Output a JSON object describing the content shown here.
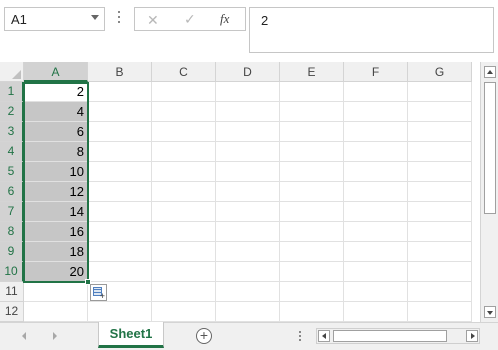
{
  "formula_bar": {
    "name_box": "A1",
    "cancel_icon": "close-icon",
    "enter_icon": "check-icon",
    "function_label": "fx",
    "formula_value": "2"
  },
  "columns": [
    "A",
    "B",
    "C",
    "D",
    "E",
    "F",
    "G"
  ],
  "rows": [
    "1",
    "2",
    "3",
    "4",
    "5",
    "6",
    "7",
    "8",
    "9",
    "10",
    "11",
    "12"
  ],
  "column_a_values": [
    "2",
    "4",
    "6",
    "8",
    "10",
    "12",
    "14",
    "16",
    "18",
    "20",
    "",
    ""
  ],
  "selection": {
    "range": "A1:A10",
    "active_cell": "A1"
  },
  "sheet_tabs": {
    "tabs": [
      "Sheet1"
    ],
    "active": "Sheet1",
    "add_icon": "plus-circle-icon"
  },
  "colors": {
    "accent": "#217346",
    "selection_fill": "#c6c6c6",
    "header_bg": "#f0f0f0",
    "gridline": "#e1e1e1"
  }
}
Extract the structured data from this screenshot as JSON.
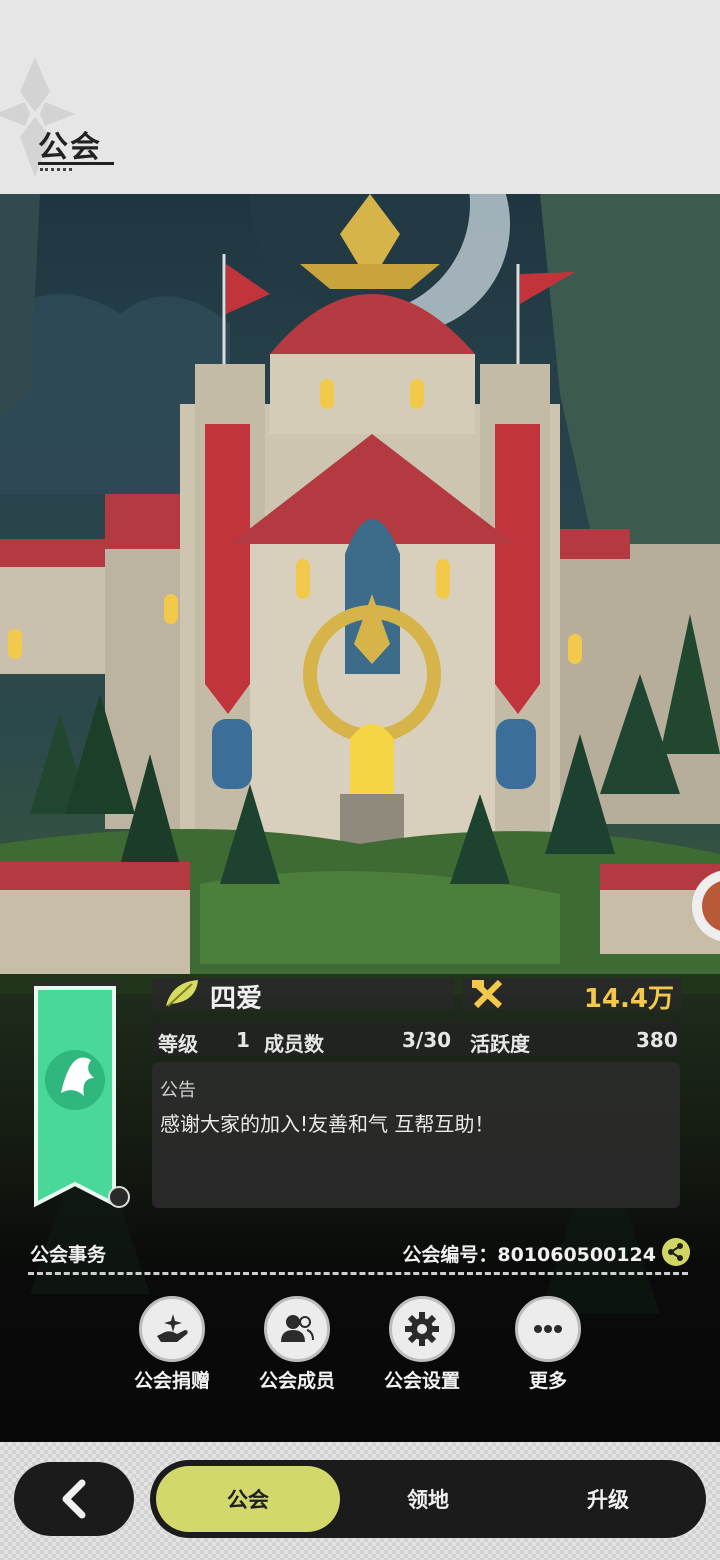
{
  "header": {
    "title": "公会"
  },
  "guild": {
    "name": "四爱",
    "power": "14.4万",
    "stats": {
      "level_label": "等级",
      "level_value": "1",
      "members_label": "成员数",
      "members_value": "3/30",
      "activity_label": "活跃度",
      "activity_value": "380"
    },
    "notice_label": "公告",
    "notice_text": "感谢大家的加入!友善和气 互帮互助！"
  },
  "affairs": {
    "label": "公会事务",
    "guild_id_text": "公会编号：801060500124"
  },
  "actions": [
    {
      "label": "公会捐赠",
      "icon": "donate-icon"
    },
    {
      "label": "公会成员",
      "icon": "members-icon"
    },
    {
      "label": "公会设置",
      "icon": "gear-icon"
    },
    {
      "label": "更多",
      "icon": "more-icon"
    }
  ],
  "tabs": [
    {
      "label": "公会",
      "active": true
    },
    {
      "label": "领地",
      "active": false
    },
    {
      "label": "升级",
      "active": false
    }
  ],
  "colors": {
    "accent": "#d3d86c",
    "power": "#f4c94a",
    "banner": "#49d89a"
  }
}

####

GOAL:
Repeat exactly the lines in the entries from the one containing "Extract the structured" to the final line, inclusive, and nothing beyond them; skip pictures.

ANSWER TO THIS TASK:
Extract the structured data from this screenshot as JSON.
{
  "header": {
    "title": "公会"
  },
  "guild": {
    "name": "四爱",
    "power": "14.4万",
    "stats": {
      "level_label": "等级",
      "level_value": "1",
      "members_label": "成员数",
      "members_value": "3/30",
      "activity_label": "活跃度",
      "activity_value": "380"
    },
    "notice_label": "公告",
    "notice_text": "感谢大家的加入!友善和气 互帮互助！"
  },
  "affairs": {
    "label": "公会事务",
    "guild_id_text": "公会编号：801060500124"
  },
  "actions": [
    {
      "label": "公会捐赠",
      "icon": "donate-icon"
    },
    {
      "label": "公会成员",
      "icon": "members-icon"
    },
    {
      "label": "公会设置",
      "icon": "gear-icon"
    },
    {
      "label": "更多",
      "icon": "more-icon"
    }
  ],
  "tabs": [
    {
      "label": "公会",
      "active": true
    },
    {
      "label": "领地",
      "active": false
    },
    {
      "label": "升级",
      "active": false
    }
  ],
  "colors": {
    "accent": "#d3d86c",
    "power": "#f4c94a",
    "banner": "#49d89a"
  }
}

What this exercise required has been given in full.